[Exercise] Find out how many lines of the material contain the string "path" and give only that figure.

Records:
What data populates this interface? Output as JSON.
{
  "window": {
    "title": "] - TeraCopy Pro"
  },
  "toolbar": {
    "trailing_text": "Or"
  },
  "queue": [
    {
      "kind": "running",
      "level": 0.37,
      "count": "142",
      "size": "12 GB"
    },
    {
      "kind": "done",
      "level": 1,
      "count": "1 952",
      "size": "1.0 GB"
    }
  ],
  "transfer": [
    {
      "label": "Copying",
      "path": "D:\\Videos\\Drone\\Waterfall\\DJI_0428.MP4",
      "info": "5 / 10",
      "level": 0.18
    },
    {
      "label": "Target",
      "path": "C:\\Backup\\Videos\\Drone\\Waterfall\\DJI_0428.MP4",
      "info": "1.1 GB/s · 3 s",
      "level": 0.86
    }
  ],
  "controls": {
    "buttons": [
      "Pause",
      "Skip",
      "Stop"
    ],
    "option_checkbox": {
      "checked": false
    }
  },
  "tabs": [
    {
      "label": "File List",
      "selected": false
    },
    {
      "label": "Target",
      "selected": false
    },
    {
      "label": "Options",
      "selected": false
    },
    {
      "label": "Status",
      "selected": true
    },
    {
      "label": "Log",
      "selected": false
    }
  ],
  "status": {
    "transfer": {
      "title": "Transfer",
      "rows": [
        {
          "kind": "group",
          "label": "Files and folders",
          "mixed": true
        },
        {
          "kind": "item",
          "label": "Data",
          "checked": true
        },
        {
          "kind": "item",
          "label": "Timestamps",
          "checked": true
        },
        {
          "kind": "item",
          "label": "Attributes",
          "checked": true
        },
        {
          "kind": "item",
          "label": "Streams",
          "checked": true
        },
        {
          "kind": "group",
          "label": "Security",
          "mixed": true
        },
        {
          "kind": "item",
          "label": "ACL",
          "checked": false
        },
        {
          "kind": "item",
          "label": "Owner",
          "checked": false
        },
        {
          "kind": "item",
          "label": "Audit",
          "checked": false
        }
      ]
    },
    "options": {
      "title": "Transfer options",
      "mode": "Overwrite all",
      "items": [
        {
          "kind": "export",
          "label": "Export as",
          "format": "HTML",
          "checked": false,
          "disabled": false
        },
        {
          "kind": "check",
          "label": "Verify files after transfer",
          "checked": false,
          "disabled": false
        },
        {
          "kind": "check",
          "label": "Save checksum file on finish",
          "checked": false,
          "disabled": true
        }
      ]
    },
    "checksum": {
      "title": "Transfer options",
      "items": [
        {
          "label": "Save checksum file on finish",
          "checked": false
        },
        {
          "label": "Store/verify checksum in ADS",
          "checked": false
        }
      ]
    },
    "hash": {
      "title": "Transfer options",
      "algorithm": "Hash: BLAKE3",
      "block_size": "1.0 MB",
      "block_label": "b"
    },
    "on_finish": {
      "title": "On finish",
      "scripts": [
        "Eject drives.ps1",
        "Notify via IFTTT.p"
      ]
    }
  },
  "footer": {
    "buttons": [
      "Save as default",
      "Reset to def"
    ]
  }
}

[Written solution] 2